◆ TASK BRIEF: Write the number of lines holding the word "this", and nothing else.

◆ SOURCE MATERIAL:

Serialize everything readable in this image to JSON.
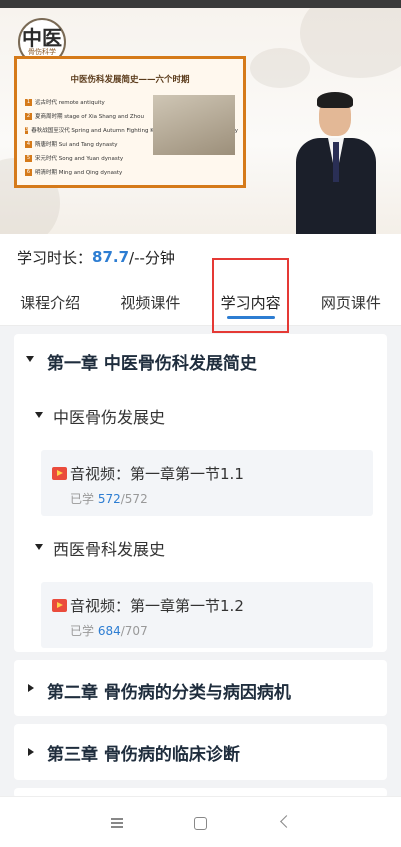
{
  "video": {
    "logo_big": "中医",
    "logo_small": "骨伤科学",
    "slide_title": "中医伤科发展简史——六个时期",
    "slide_items": [
      {
        "num": "1",
        "text": "远古时代 remote antiquity"
      },
      {
        "num": "2",
        "text": "夏商周时期 stage of Xia Shang and Zhou"
      },
      {
        "num": "3",
        "text": "春秋战国至汉代 Spring and Autumn Fighting Kingdoms stage to Han dynasty"
      },
      {
        "num": "4",
        "text": "隋唐时期 Sui and Tang dynasty"
      },
      {
        "num": "5",
        "text": "宋元时代 Song and Yuan dynasty"
      },
      {
        "num": "6",
        "text": "明清时期 Ming and Qing dynasty"
      }
    ]
  },
  "study": {
    "label": "学习时长：",
    "value": "87.7",
    "suffix": "/--分钟"
  },
  "tabs": [
    {
      "label": "课程介绍"
    },
    {
      "label": "视频课件"
    },
    {
      "label": "学习内容"
    },
    {
      "label": "网页课件"
    }
  ],
  "chapters": [
    {
      "title": "第一章 中医骨伤科发展简史",
      "sections": [
        {
          "title": "中医骨伤发展史",
          "lesson": {
            "title": "音视频：第一章第一节1.1",
            "progress_label": "已学",
            "done": "572",
            "total": "/572"
          }
        },
        {
          "title": "西医骨科发展史",
          "lesson": {
            "title": "音视频：第一章第一节1.2",
            "progress_label": "已学",
            "done": "684",
            "total": "/707"
          }
        }
      ]
    },
    {
      "title": "第二章 骨伤病的分类与病因病机"
    },
    {
      "title": "第三章 骨伤病的临床诊断"
    }
  ],
  "colors": {
    "accent": "#2d7dd2",
    "highlight": "#e53935",
    "video_icon": "#ea4b3c"
  }
}
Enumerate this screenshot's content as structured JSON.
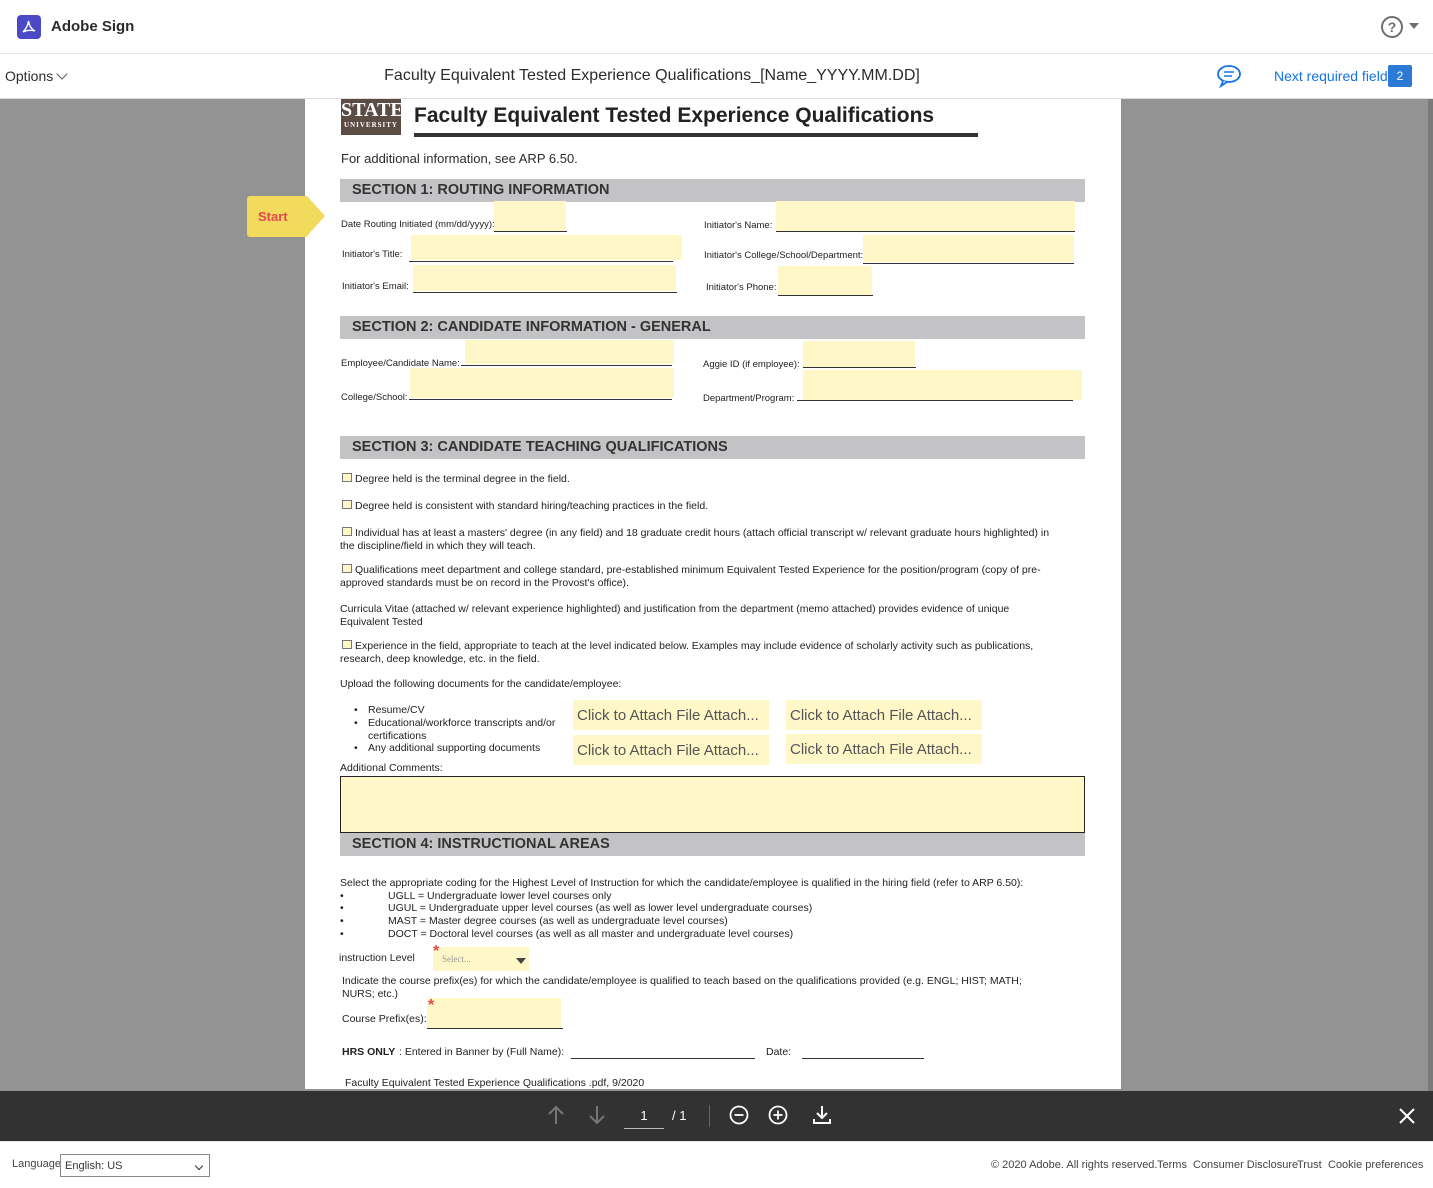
{
  "app": {
    "brand": "Adobe Sign"
  },
  "optionsBar": {
    "options_label": "Options",
    "doc_title": "Faculty Equivalent Tested Experience Qualifications_[Name_YYYY.MM.DD]",
    "next_field_label": "Next required field",
    "next_field_count": "2"
  },
  "form": {
    "logo_big": "STATE",
    "logo_small": "UNIVERSITY",
    "title": "Faculty Equivalent Tested Experience Qualifications",
    "additional_info": "For additional information, see ARP 6.50.",
    "start_tag": "Start",
    "section1": {
      "title": "SECTION 1: ROUTING INFORMATION",
      "date_label": "Date Routing Initiated (mm/dd/yyyy):",
      "initiator_name": "Initiator's Name:",
      "initiator_title": "Initiator's Title:",
      "initiator_college": "Initiator's College/School/Department:",
      "initiator_email": "Initiator's Email:",
      "initiator_phone": "Initiator's Phone:"
    },
    "section2": {
      "title": "SECTION 2: CANDIDATE INFORMATION - GENERAL",
      "candidate_name": "Employee/Candidate Name:",
      "aggie_id": "Aggie ID (if employee):",
      "college": "College/School:",
      "department": "Department/Program:"
    },
    "section3": {
      "title": "SECTION 3: CANDIDATE TEACHING QUALIFICATIONS",
      "opt1": "Degree held is the terminal degree in the field.",
      "opt2": "Degree held is consistent with standard hiring/teaching practices in the field.",
      "opt3a": "Individual has at least a masters' degree (in any field) and 18 graduate credit hours (attach official transcript w/ relevant graduate hours highlighted) in",
      "opt3b": "the discipline/field in which they will teach.",
      "opt4a": "Qualifications meet department and college standard, pre-established minimum Equivalent Tested Experience for the position/program (copy of pre-",
      "opt4b": "approved standards must be on record in the Provost's office).",
      "cv_a": "Curricula Vitae (attached w/ relevant experience highlighted) and justification from the department (memo attached) provides evidence of unique",
      "cv_b": "Equivalent Tested",
      "opt5a": "Experience in the field, appropriate to teach at the level indicated below. Examples may include evidence of scholarly activity such as publications,",
      "opt5b": "research, deep knowledge, etc. in the field.",
      "upload_intro": "Upload the following documents for the candidate/employee:",
      "docs": [
        "Resume/CV",
        "Educational/workforce transcripts and/or",
        "certifications",
        "Any additional supporting documents"
      ],
      "attach_label": "Click to Attach File Attach...",
      "comments_label": "Additional Comments:"
    },
    "section4": {
      "title": "SECTION 4: INSTRUCTIONAL AREAS",
      "intro": "Select the appropriate coding for the Highest Level of Instruction for which the candidate/employee is qualified in the hiring field (refer to ARP 6.50):",
      "codes": [
        "UGLL = Undergraduate lower level courses only",
        "UGUL = Undergraduate upper level courses (as well as lower level undergraduate courses)",
        "MAST = Master degree courses (as well as undergraduate level courses)",
        "DOCT = Doctoral level courses (as well as all master and undergraduate level courses)"
      ],
      "bullet": "•",
      "instruction_label": "instruction Level",
      "select_placeholder": "Select...",
      "prefix_a": "Indicate the course prefix(es) for which the candidate/employee is qualified to teach based on the qualifications provided (e.g. ENGL; HIST; MATH;",
      "prefix_b": "NURS; etc.)",
      "prefix_label": "Course Prefix(es):",
      "required_mark": "*",
      "hrs_only": "HRS ONLY",
      "hrs_text": ":  Entered in Banner by (Full Name):",
      "date_label": "Date:",
      "footer_note": "Faculty Equivalent Tested Experience Qualifications .pdf, 9/2020"
    }
  },
  "toolbar": {
    "page_current": "1",
    "page_total": "/ 1"
  },
  "footer": {
    "language_label": "Language",
    "language_value": "English: US",
    "copyright": "© 2020 Adobe. All rights reserved.",
    "terms": "Terms",
    "consumer": "Consumer Disclosure",
    "trust": "Trust",
    "cookies": "Cookie preferences"
  },
  "colors": {
    "accent": "#1473e6",
    "field": "#fff7c7",
    "start_tag": "#f1da5c",
    "toolbar": "#323232",
    "viewer_bg": "#939393"
  }
}
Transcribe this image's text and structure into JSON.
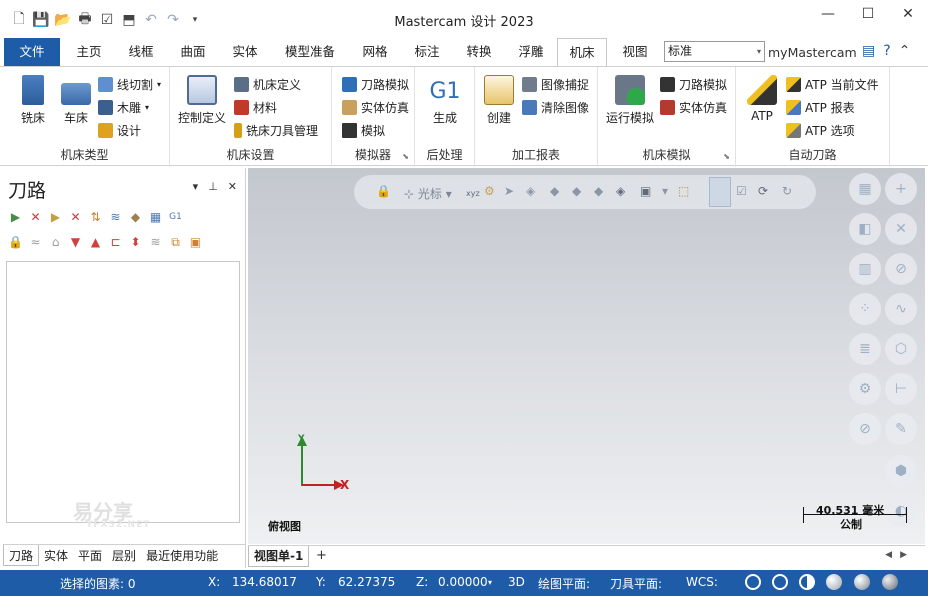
{
  "app": {
    "title": "Mastercam 设计 2023"
  },
  "tabs": [
    {
      "label": "文件"
    },
    {
      "label": "主页"
    },
    {
      "label": "线框"
    },
    {
      "label": "曲面"
    },
    {
      "label": "实体"
    },
    {
      "label": "模型准备"
    },
    {
      "label": "网格"
    },
    {
      "label": "标注"
    },
    {
      "label": "转换"
    },
    {
      "label": "浮雕"
    },
    {
      "label": "机床"
    },
    {
      "label": "视图"
    }
  ],
  "active_tab": "机床",
  "standard_select": "标准",
  "my_mastercam": "myMastercam",
  "ribbon": {
    "machine_type": {
      "label": "机床类型",
      "mill": "铣床",
      "lathe": "车床",
      "wire": "线切割",
      "router": "木雕",
      "design": "设计"
    },
    "machine_setup": {
      "label": "机床设置",
      "control": "控制定义",
      "machine_def": "机床定义",
      "material": "材料",
      "tool_mgr": "铣床刀具管理"
    },
    "simulator": {
      "label": "模拟器",
      "toolpath_sim": "刀路模拟",
      "solid_sim": "实体仿真",
      "simulate": "模拟"
    },
    "post": {
      "label": "后处理",
      "icon_text": "G1",
      "generate": "生成"
    },
    "report": {
      "label": "加工报表",
      "create": "创建",
      "capture": "图像捕捉",
      "clear": "清除图像"
    },
    "machine_sim": {
      "label": "机床模拟",
      "run": "运行模拟",
      "toolpath_sim": "刀路模拟",
      "solid_sim": "实体仿真"
    },
    "auto": {
      "label": "自动刀路",
      "atp": "ATP",
      "current": "ATP 当前文件",
      "report": "ATP 报表",
      "options": "ATP 选项"
    }
  },
  "panel": {
    "title": "刀路",
    "tabs": [
      {
        "label": "刀路"
      },
      {
        "label": "实体"
      },
      {
        "label": "平面"
      },
      {
        "label": "层别"
      },
      {
        "label": "最近使用功能"
      }
    ]
  },
  "watermark": {
    "text": "易分享",
    "sub": "YFX52.NET"
  },
  "viewport": {
    "toolbar_cursor": "光标",
    "toolbar_xyz": "xyz",
    "axis_x": "X",
    "axis_y": "Y",
    "view_name": "俯视图",
    "scale_value": "40.531 毫米",
    "scale_unit": "公制"
  },
  "sheets": {
    "active": "视图单-1",
    "add": "+"
  },
  "status": {
    "selected": "选择的图素: 0",
    "x_label": "X:",
    "x_value": "134.68017",
    "y_label": "Y:",
    "y_value": "62.27375",
    "z_label": "Z:",
    "z_value": "0.00000",
    "mode": "3D",
    "cplane": "绘图平面:",
    "tplane": "刀具平面:",
    "wcs": "WCS:"
  },
  "colors": {
    "accent": "#1f5ca8",
    "axis_x": "#c42121",
    "axis_y": "#2d8a2d"
  }
}
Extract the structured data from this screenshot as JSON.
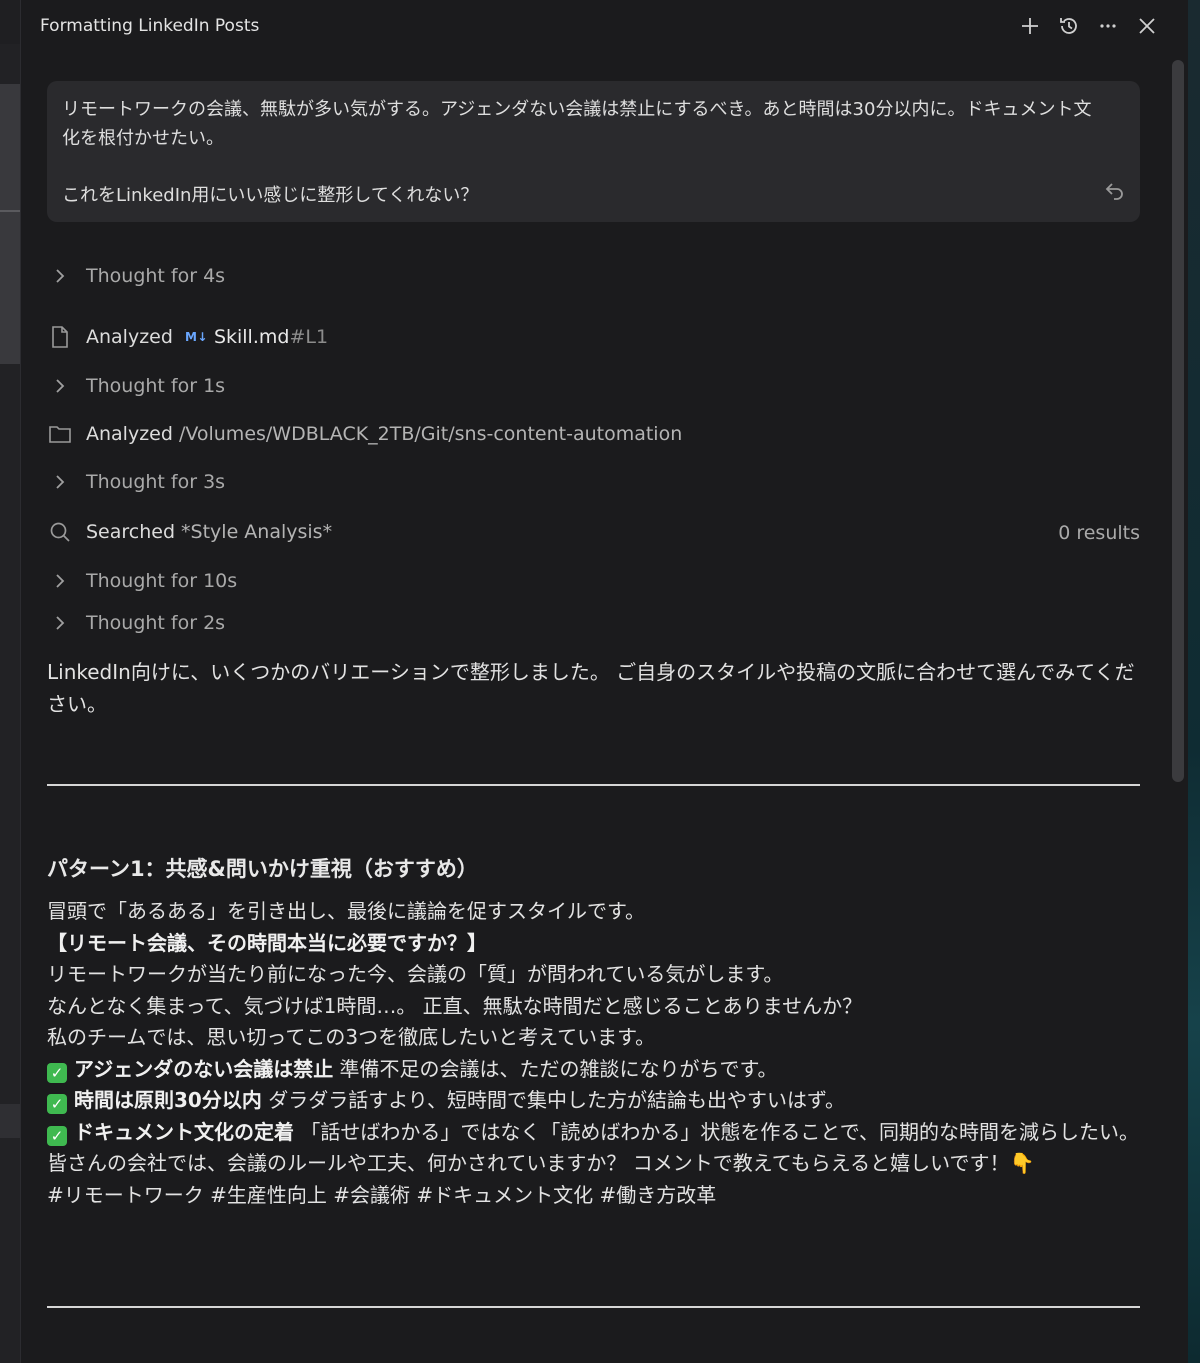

◆ WRITTEN ANSWER: 4